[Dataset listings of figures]
___
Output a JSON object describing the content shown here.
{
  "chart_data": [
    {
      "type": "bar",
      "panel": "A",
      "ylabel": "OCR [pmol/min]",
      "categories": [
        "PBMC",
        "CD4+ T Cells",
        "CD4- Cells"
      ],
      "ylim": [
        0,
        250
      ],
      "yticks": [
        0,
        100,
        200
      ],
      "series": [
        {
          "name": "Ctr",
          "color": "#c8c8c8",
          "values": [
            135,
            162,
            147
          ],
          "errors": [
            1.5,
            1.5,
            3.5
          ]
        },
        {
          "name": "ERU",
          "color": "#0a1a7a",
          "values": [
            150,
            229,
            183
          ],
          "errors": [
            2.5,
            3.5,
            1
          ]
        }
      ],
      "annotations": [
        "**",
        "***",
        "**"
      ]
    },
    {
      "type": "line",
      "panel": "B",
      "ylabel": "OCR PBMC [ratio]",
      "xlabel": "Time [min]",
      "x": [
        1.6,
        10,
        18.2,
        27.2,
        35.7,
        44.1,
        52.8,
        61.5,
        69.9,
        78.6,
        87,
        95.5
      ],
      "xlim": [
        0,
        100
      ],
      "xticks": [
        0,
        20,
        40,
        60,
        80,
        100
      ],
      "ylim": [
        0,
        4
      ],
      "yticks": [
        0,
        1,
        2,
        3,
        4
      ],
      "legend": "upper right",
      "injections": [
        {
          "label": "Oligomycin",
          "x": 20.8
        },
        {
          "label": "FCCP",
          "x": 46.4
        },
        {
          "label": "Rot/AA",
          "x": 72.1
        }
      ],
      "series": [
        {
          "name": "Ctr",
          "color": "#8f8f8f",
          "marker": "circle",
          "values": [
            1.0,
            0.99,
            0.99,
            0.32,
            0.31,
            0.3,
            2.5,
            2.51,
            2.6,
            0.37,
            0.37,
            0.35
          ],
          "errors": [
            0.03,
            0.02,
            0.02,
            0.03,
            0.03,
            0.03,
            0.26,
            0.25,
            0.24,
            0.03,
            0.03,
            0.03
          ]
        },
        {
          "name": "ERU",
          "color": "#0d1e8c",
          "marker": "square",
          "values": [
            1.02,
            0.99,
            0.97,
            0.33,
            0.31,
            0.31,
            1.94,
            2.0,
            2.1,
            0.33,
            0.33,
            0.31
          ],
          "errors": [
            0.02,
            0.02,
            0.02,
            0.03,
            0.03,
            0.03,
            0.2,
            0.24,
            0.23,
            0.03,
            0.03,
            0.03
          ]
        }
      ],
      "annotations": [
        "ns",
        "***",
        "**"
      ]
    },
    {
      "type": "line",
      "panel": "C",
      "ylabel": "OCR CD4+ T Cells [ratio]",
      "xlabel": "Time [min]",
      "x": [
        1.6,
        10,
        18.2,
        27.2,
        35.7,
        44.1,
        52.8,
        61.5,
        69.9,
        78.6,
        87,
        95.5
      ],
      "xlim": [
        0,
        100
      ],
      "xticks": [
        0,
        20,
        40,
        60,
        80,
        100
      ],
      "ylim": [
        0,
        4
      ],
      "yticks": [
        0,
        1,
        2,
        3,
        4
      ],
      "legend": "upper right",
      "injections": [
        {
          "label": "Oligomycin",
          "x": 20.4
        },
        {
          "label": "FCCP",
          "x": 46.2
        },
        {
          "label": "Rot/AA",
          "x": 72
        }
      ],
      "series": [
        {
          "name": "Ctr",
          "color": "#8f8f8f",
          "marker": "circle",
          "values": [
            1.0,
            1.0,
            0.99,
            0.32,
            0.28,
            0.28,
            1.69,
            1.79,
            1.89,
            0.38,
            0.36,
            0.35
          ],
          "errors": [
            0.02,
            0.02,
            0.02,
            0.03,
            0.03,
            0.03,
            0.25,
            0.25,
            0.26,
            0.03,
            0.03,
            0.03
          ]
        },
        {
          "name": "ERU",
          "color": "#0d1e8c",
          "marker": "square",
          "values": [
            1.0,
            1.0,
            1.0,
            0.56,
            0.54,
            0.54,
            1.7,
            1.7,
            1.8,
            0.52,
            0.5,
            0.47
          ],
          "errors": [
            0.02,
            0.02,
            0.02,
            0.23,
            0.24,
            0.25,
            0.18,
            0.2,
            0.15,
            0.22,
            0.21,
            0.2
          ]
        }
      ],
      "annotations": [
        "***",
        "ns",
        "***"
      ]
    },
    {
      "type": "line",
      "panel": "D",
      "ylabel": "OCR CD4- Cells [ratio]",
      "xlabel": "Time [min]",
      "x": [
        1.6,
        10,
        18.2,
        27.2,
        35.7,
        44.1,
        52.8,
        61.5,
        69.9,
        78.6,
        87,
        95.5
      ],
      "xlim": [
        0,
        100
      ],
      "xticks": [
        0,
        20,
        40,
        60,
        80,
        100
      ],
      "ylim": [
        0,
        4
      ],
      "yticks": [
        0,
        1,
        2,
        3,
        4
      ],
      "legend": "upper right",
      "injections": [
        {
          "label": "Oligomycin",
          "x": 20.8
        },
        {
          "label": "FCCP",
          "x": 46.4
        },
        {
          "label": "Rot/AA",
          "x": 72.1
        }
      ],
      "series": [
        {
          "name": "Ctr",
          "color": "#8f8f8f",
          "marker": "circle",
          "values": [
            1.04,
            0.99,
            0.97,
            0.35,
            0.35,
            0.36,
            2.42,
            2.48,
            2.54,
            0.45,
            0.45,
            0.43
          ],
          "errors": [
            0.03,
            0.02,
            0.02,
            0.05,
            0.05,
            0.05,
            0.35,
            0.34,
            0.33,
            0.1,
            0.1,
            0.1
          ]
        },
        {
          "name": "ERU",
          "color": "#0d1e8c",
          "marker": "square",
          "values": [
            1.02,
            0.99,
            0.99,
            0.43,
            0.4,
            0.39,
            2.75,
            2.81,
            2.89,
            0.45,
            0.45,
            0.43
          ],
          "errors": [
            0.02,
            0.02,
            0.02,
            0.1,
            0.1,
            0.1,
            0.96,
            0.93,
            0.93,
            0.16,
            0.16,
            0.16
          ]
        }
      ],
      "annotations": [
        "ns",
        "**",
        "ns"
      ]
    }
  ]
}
___
**EXERCISE:** If a line appears above, it belongs in your answer, printed exactly.

**WRITTEN RESPONSE:**
Output a JSON object describing the content shown here.
{
  "chart_data": [
    {
      "type": "bar",
      "panel": "A",
      "ylabel": "OCR [pmol/min]",
      "categories": [
        "PBMC",
        "CD4+ T Cells",
        "CD4- Cells"
      ],
      "ylim": [
        0,
        250
      ],
      "yticks": [
        0,
        100,
        200
      ],
      "series": [
        {
          "name": "Ctr",
          "color": "#c8c8c8",
          "values": [
            135,
            162,
            147
          ],
          "errors": [
            1.5,
            1.5,
            3.5
          ]
        },
        {
          "name": "ERU",
          "color": "#0a1a7a",
          "values": [
            150,
            229,
            183
          ],
          "errors": [
            2.5,
            3.5,
            1
          ]
        }
      ],
      "annotations": [
        "**",
        "***",
        "**"
      ]
    },
    {
      "type": "line",
      "panel": "B",
      "ylabel": "OCR PBMC [ratio]",
      "xlabel": "Time [min]",
      "x": [
        1.6,
        10,
        18.2,
        27.2,
        35.7,
        44.1,
        52.8,
        61.5,
        69.9,
        78.6,
        87,
        95.5
      ],
      "xlim": [
        0,
        100
      ],
      "xticks": [
        0,
        20,
        40,
        60,
        80,
        100
      ],
      "ylim": [
        0,
        4
      ],
      "yticks": [
        0,
        1,
        2,
        3,
        4
      ],
      "legend": "upper right",
      "injections": [
        {
          "label": "Oligomycin",
          "x": 20.8
        },
        {
          "label": "FCCP",
          "x": 46.4
        },
        {
          "label": "Rot/AA",
          "x": 72.1
        }
      ],
      "series": [
        {
          "name": "Ctr",
          "color": "#8f8f8f",
          "marker": "circle",
          "values": [
            1.0,
            0.99,
            0.99,
            0.32,
            0.31,
            0.3,
            2.5,
            2.51,
            2.6,
            0.37,
            0.37,
            0.35
          ],
          "errors": [
            0.03,
            0.02,
            0.02,
            0.03,
            0.03,
            0.03,
            0.26,
            0.25,
            0.24,
            0.03,
            0.03,
            0.03
          ]
        },
        {
          "name": "ERU",
          "color": "#0d1e8c",
          "marker": "square",
          "values": [
            1.02,
            0.99,
            0.97,
            0.33,
            0.31,
            0.31,
            1.94,
            2.0,
            2.1,
            0.33,
            0.33,
            0.31
          ],
          "errors": [
            0.02,
            0.02,
            0.02,
            0.03,
            0.03,
            0.03,
            0.2,
            0.24,
            0.23,
            0.03,
            0.03,
            0.03
          ]
        }
      ],
      "annotations": [
        "ns",
        "***",
        "**"
      ]
    },
    {
      "type": "line",
      "panel": "C",
      "ylabel": "OCR CD4+ T Cells [ratio]",
      "xlabel": "Time [min]",
      "x": [
        1.6,
        10,
        18.2,
        27.2,
        35.7,
        44.1,
        52.8,
        61.5,
        69.9,
        78.6,
        87,
        95.5
      ],
      "xlim": [
        0,
        100
      ],
      "xticks": [
        0,
        20,
        40,
        60,
        80,
        100
      ],
      "ylim": [
        0,
        4
      ],
      "yticks": [
        0,
        1,
        2,
        3,
        4
      ],
      "legend": "upper right",
      "injections": [
        {
          "label": "Oligomycin",
          "x": 20.4
        },
        {
          "label": "FCCP",
          "x": 46.2
        },
        {
          "label": "Rot/AA",
          "x": 72
        }
      ],
      "series": [
        {
          "name": "Ctr",
          "color": "#8f8f8f",
          "marker": "circle",
          "values": [
            1.0,
            1.0,
            0.99,
            0.32,
            0.28,
            0.28,
            1.69,
            1.79,
            1.89,
            0.38,
            0.36,
            0.35
          ],
          "errors": [
            0.02,
            0.02,
            0.02,
            0.03,
            0.03,
            0.03,
            0.25,
            0.25,
            0.26,
            0.03,
            0.03,
            0.03
          ]
        },
        {
          "name": "ERU",
          "color": "#0d1e8c",
          "marker": "square",
          "values": [
            1.0,
            1.0,
            1.0,
            0.56,
            0.54,
            0.54,
            1.7,
            1.7,
            1.8,
            0.52,
            0.5,
            0.47
          ],
          "errors": [
            0.02,
            0.02,
            0.02,
            0.23,
            0.24,
            0.25,
            0.18,
            0.2,
            0.15,
            0.22,
            0.21,
            0.2
          ]
        }
      ],
      "annotations": [
        "***",
        "ns",
        "***"
      ]
    },
    {
      "type": "line",
      "panel": "D",
      "ylabel": "OCR CD4- Cells [ratio]",
      "xlabel": "Time [min]",
      "x": [
        1.6,
        10,
        18.2,
        27.2,
        35.7,
        44.1,
        52.8,
        61.5,
        69.9,
        78.6,
        87,
        95.5
      ],
      "xlim": [
        0,
        100
      ],
      "xticks": [
        0,
        20,
        40,
        60,
        80,
        100
      ],
      "ylim": [
        0,
        4
      ],
      "yticks": [
        0,
        1,
        2,
        3,
        4
      ],
      "legend": "upper right",
      "injections": [
        {
          "label": "Oligomycin",
          "x": 20.8
        },
        {
          "label": "FCCP",
          "x": 46.4
        },
        {
          "label": "Rot/AA",
          "x": 72.1
        }
      ],
      "series": [
        {
          "name": "Ctr",
          "color": "#8f8f8f",
          "marker": "circle",
          "values": [
            1.04,
            0.99,
            0.97,
            0.35,
            0.35,
            0.36,
            2.42,
            2.48,
            2.54,
            0.45,
            0.45,
            0.43
          ],
          "errors": [
            0.03,
            0.02,
            0.02,
            0.05,
            0.05,
            0.05,
            0.35,
            0.34,
            0.33,
            0.1,
            0.1,
            0.1
          ]
        },
        {
          "name": "ERU",
          "color": "#0d1e8c",
          "marker": "square",
          "values": [
            1.02,
            0.99,
            0.99,
            0.43,
            0.4,
            0.39,
            2.75,
            2.81,
            2.89,
            0.45,
            0.45,
            0.43
          ],
          "errors": [
            0.02,
            0.02,
            0.02,
            0.1,
            0.1,
            0.1,
            0.96,
            0.93,
            0.93,
            0.16,
            0.16,
            0.16
          ]
        }
      ],
      "annotations": [
        "ns",
        "**",
        "ns"
      ]
    }
  ]
}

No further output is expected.